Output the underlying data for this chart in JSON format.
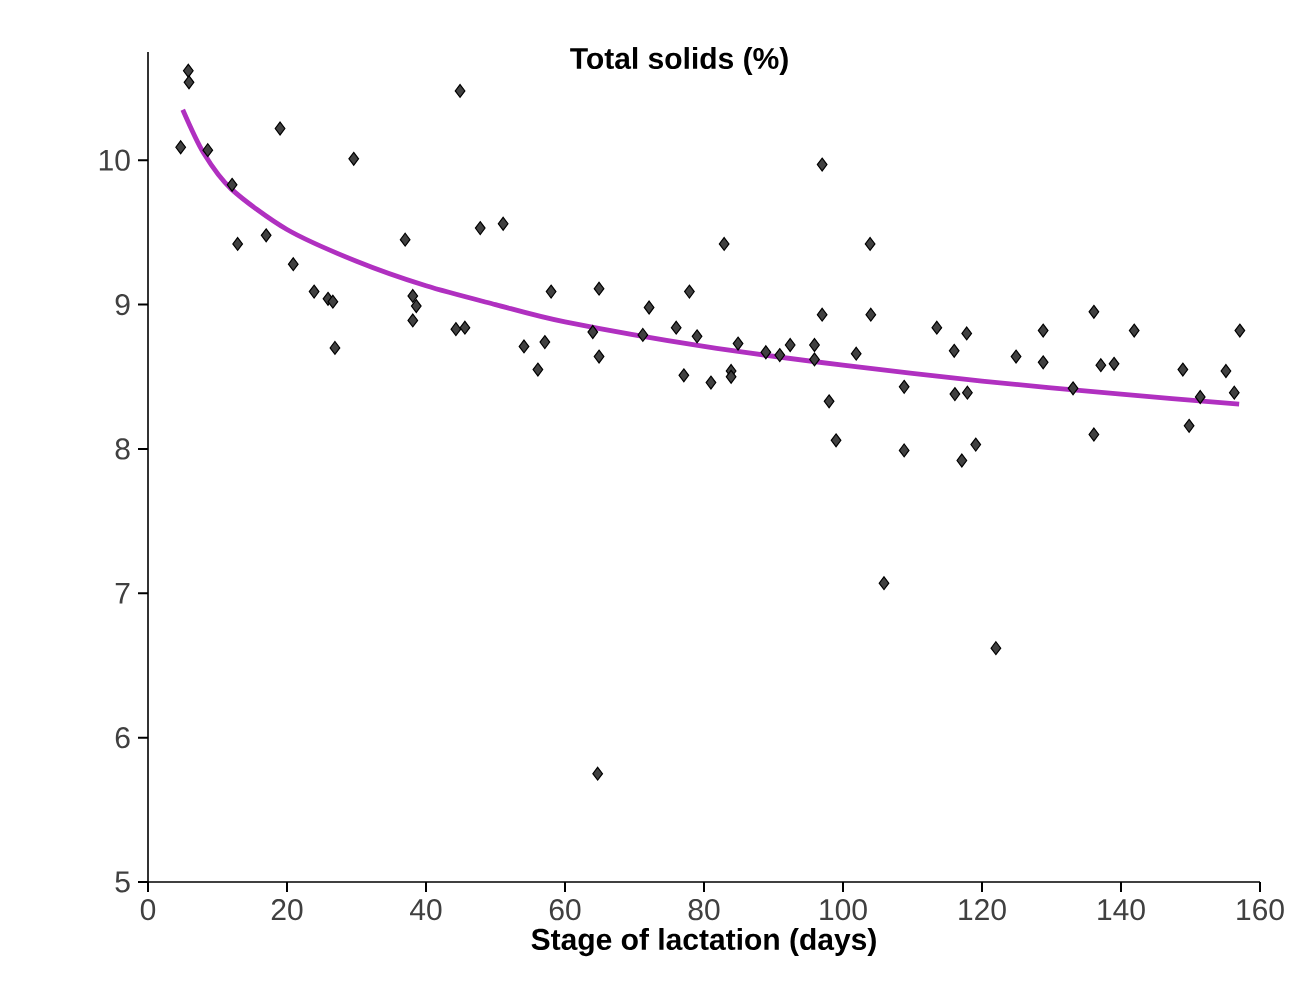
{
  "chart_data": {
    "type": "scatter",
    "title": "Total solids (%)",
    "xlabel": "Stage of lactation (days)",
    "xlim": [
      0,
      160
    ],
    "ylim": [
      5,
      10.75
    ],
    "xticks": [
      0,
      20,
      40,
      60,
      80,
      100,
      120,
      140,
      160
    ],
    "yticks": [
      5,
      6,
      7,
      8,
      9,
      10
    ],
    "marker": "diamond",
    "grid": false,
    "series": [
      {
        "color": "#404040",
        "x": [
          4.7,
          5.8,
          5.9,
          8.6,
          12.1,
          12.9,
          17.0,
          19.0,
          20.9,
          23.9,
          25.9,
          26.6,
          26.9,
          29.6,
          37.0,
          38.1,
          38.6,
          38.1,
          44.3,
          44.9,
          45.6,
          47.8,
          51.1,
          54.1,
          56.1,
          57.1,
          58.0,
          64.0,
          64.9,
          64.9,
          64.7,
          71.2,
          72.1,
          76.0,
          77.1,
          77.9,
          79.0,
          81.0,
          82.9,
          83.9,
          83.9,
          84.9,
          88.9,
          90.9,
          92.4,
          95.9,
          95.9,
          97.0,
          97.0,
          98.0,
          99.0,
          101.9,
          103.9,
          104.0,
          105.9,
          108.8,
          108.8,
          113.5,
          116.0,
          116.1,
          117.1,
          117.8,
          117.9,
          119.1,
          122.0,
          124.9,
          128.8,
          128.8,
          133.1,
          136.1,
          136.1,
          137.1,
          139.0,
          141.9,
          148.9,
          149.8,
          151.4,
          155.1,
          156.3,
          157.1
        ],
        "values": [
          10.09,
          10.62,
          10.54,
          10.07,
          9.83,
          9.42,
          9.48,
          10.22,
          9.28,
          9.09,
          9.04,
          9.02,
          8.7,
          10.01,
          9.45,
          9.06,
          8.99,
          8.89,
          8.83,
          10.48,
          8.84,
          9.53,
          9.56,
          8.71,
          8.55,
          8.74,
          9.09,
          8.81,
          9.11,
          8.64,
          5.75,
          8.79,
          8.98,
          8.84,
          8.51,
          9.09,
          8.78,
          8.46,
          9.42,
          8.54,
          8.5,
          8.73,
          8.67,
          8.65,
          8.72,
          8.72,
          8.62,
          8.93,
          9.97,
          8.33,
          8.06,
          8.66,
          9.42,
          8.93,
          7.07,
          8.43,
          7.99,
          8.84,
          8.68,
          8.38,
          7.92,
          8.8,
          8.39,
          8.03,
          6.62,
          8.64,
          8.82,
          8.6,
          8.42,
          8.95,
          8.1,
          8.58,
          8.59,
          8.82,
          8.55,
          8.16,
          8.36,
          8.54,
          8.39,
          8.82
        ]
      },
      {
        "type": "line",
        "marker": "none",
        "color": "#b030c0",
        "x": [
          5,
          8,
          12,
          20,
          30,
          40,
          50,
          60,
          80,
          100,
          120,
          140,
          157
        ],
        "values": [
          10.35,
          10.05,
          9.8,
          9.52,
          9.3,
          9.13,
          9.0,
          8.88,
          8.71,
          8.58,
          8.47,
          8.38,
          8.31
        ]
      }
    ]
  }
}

========================================================================

» Task
Give an exact copy of the material, leaving out every picture.

» Written response
Output the underlying data for this chart in JSON format.
{
  "chart_data": {
    "type": "scatter",
    "title": "Total solids (%)",
    "xlabel": "Stage of lactation (days)",
    "xlim": [
      0,
      160
    ],
    "ylim": [
      5,
      10.75
    ],
    "xticks": [
      0,
      20,
      40,
      60,
      80,
      100,
      120,
      140,
      160
    ],
    "yticks": [
      5,
      6,
      7,
      8,
      9,
      10
    ],
    "marker": "diamond",
    "grid": false,
    "series": [
      {
        "color": "#404040",
        "x": [
          4.7,
          5.8,
          5.9,
          8.6,
          12.1,
          12.9,
          17.0,
          19.0,
          20.9,
          23.9,
          25.9,
          26.6,
          26.9,
          29.6,
          37.0,
          38.1,
          38.6,
          38.1,
          44.3,
          44.9,
          45.6,
          47.8,
          51.1,
          54.1,
          56.1,
          57.1,
          58.0,
          64.0,
          64.9,
          64.9,
          64.7,
          71.2,
          72.1,
          76.0,
          77.1,
          77.9,
          79.0,
          81.0,
          82.9,
          83.9,
          83.9,
          84.9,
          88.9,
          90.9,
          92.4,
          95.9,
          95.9,
          97.0,
          97.0,
          98.0,
          99.0,
          101.9,
          103.9,
          104.0,
          105.9,
          108.8,
          108.8,
          113.5,
          116.0,
          116.1,
          117.1,
          117.8,
          117.9,
          119.1,
          122.0,
          124.9,
          128.8,
          128.8,
          133.1,
          136.1,
          136.1,
          137.1,
          139.0,
          141.9,
          148.9,
          149.8,
          151.4,
          155.1,
          156.3,
          157.1
        ],
        "values": [
          10.09,
          10.62,
          10.54,
          10.07,
          9.83,
          9.42,
          9.48,
          10.22,
          9.28,
          9.09,
          9.04,
          9.02,
          8.7,
          10.01,
          9.45,
          9.06,
          8.99,
          8.89,
          8.83,
          10.48,
          8.84,
          9.53,
          9.56,
          8.71,
          8.55,
          8.74,
          9.09,
          8.81,
          9.11,
          8.64,
          5.75,
          8.79,
          8.98,
          8.84,
          8.51,
          9.09,
          8.78,
          8.46,
          9.42,
          8.54,
          8.5,
          8.73,
          8.67,
          8.65,
          8.72,
          8.72,
          8.62,
          8.93,
          9.97,
          8.33,
          8.06,
          8.66,
          9.42,
          8.93,
          7.07,
          8.43,
          7.99,
          8.84,
          8.68,
          8.38,
          7.92,
          8.8,
          8.39,
          8.03,
          6.62,
          8.64,
          8.82,
          8.6,
          8.42,
          8.95,
          8.1,
          8.58,
          8.59,
          8.82,
          8.55,
          8.16,
          8.36,
          8.54,
          8.39,
          8.82
        ]
      },
      {
        "type": "line",
        "marker": "none",
        "color": "#b030c0",
        "x": [
          5,
          8,
          12,
          20,
          30,
          40,
          50,
          60,
          80,
          100,
          120,
          140,
          157
        ],
        "values": [
          10.35,
          10.05,
          9.8,
          9.52,
          9.3,
          9.13,
          9.0,
          8.88,
          8.71,
          8.58,
          8.47,
          8.38,
          8.31
        ]
      }
    ]
  }
}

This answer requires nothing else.